Output the material below unchanged, apart from leaving out the pictures.

### RECORDS FOR THIS TASK
* * * * * * *

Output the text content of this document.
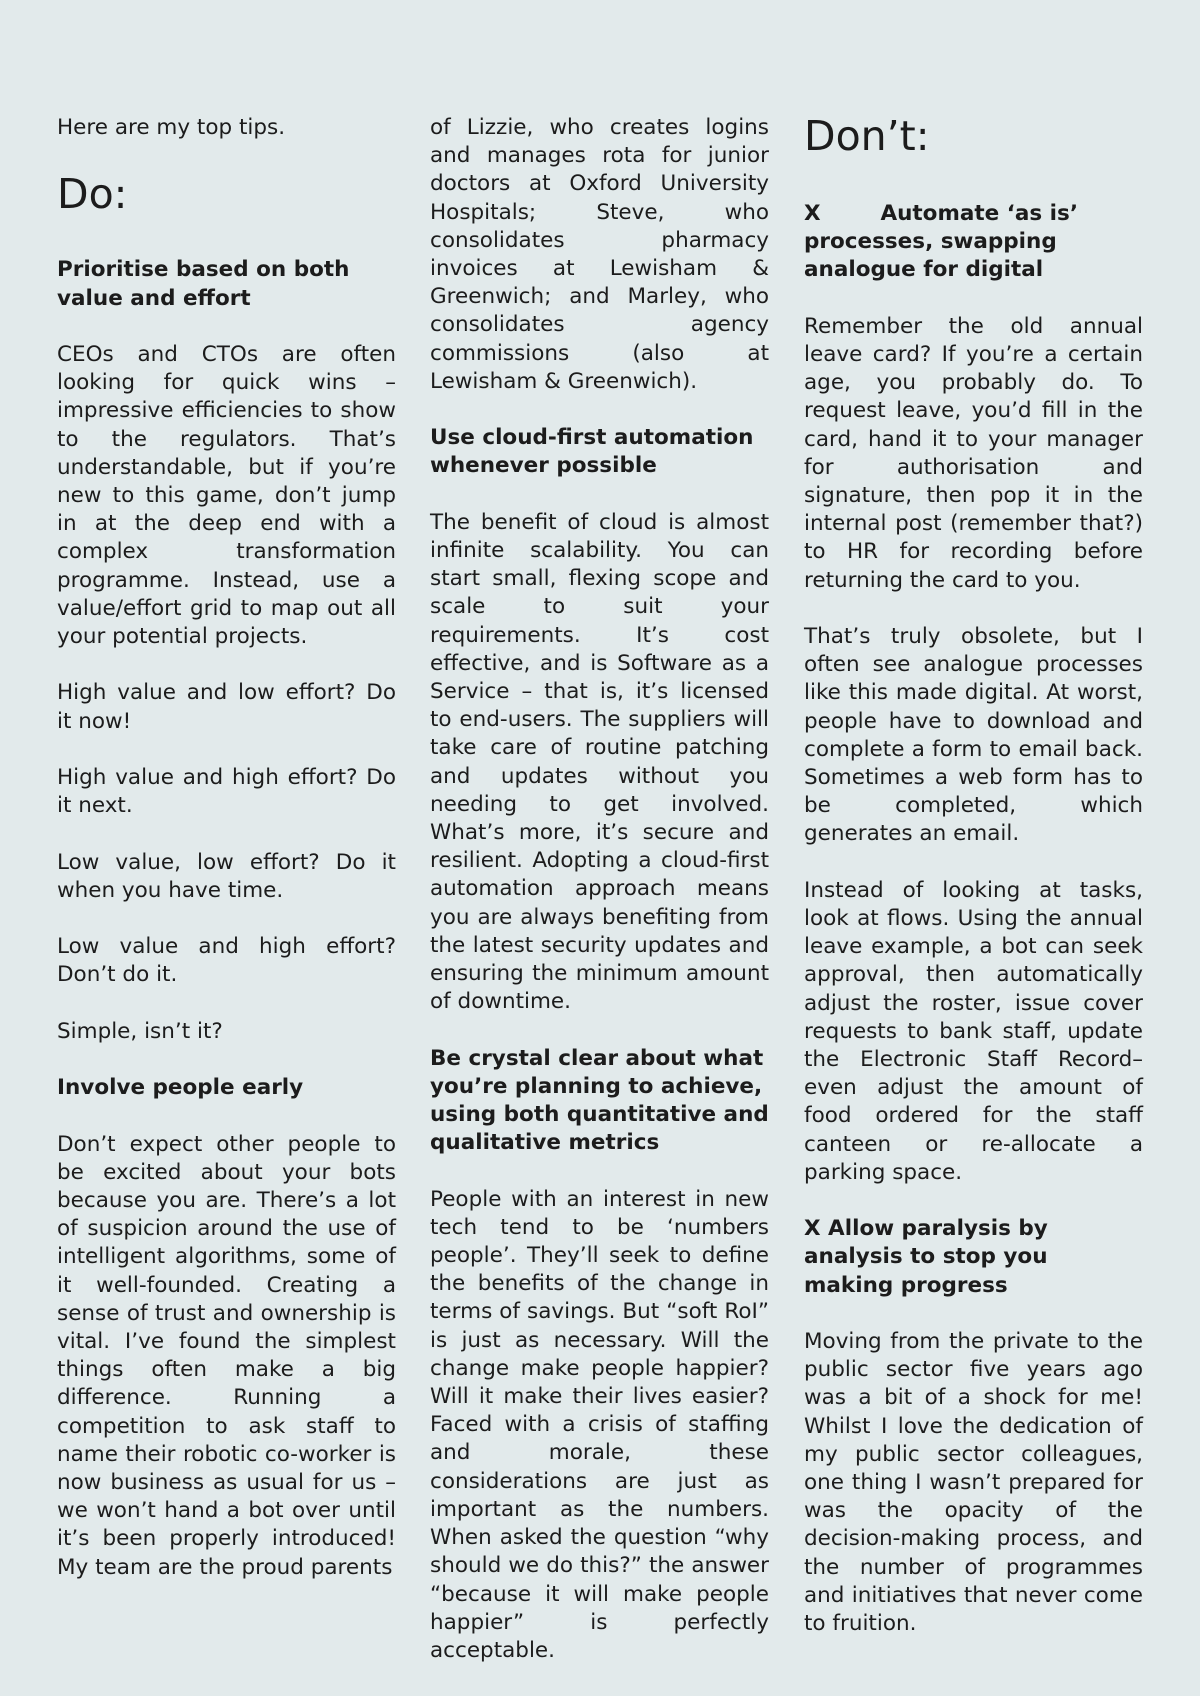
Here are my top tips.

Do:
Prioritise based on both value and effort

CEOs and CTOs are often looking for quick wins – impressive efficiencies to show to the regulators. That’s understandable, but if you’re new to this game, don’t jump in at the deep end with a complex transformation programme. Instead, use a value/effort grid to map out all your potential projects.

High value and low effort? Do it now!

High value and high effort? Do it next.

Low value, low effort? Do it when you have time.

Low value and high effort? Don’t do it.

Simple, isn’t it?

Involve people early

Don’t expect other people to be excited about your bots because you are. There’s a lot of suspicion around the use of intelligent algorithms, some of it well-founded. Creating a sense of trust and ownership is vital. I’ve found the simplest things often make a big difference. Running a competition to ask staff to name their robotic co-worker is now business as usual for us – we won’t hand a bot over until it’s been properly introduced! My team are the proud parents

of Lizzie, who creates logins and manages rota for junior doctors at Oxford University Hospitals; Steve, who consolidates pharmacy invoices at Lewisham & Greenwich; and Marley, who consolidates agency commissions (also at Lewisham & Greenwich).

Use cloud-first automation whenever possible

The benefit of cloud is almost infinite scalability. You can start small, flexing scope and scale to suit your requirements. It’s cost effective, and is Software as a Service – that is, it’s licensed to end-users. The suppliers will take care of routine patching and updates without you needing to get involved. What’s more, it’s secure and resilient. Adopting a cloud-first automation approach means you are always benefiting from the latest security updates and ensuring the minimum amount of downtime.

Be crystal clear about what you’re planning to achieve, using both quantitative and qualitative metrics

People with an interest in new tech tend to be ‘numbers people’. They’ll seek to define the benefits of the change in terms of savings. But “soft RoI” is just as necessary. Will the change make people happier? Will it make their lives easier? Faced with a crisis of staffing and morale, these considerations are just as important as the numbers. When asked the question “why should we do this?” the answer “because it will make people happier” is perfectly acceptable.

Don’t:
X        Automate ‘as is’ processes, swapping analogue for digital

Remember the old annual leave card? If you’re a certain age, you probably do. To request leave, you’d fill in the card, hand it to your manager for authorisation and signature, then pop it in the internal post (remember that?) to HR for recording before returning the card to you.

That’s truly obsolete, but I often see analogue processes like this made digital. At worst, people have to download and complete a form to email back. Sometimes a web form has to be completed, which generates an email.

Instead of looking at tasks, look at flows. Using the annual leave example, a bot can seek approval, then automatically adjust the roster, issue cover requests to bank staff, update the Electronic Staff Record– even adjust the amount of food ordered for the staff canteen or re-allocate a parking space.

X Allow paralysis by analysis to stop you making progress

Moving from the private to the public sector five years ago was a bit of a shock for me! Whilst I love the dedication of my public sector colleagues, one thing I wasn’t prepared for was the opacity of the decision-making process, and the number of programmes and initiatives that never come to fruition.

* * * * * * *

### WRITTEN RESPONSE
Output the text content of this document.
Here are my top tips.

Do:
Prioritise based on both value and effort

CEOs and CTOs are often looking for quick wins – impressive efficiencies to show to the regulators. That’s understandable, but if you’re new to this game, don’t jump in at the deep end with a complex transformation programme. Instead, use a value/effort grid to map out all your potential projects.

High value and low effort? Do it now!

High value and high effort? Do it next.

Low value, low effort? Do it when you have time.

Low value and high effort? Don’t do it.

Simple, isn’t it?

Involve people early

Don’t expect other people to be excited about your bots because you are. There’s a lot of suspicion around the use of intelligent algorithms, some of it well-founded. Creating a sense of trust and ownership is vital. I’ve found the simplest things often make a big difference. Running a competition to ask staff to name their robotic co-worker is now business as usual for us – we won’t hand a bot over until it’s been properly introduced! My team are the proud parents

of Lizzie, who creates logins and manages rota for junior doctors at Oxford University Hospitals; Steve, who consolidates pharmacy invoices at Lewisham & Greenwich; and Marley, who consolidates agency commissions (also at Lewisham & Greenwich).

Use cloud-first automation whenever possible

The benefit of cloud is almost infinite scalability. You can start small, flexing scope and scale to suit your requirements. It’s cost effective, and is Software as a Service – that is, it’s licensed to end-users. The suppliers will take care of routine patching and updates without you needing to get involved. What’s more, it’s secure and resilient. Adopting a cloud-first automation approach means you are always benefiting from the latest security updates and ensuring the minimum amount of downtime.

Be crystal clear about what you’re planning to achieve, using both quantitative and qualitative metrics

People with an interest in new tech tend to be ‘numbers people’. They’ll seek to define the benefits of the change in terms of savings. But “soft RoI” is just as necessary. Will the change make people happier? Will it make their lives easier? Faced with a crisis of staffing and morale, these considerations are just as important as the numbers. When asked the question “why should we do this?” the answer “because it will make people happier” is perfectly acceptable.

Don’t:
X        Automate ‘as is’ processes, swapping analogue for digital

Remember the old annual leave card? If you’re a certain age, you probably do. To request leave, you’d fill in the card, hand it to your manager for authorisation and signature, then pop it in the internal post (remember that?) to HR for recording before returning the card to you.

That’s truly obsolete, but I often see analogue processes like this made digital. At worst, people have to download and complete a form to email back. Sometimes a web form has to be completed, which generates an email.

Instead of looking at tasks, look at flows. Using the annual leave example, a bot can seek approval, then automatically adjust the roster, issue cover requests to bank staff, update the Electronic Staff Record– even adjust the amount of food ordered for the staff canteen or re-allocate a parking space.

X Allow paralysis by analysis to stop you making progress

Moving from the private to the public sector five years ago was a bit of a shock for me! Whilst I love the dedication of my public sector colleagues, one thing I wasn’t prepared for was the opacity of the decision-making process, and the number of programmes and initiatives that never come to fruition.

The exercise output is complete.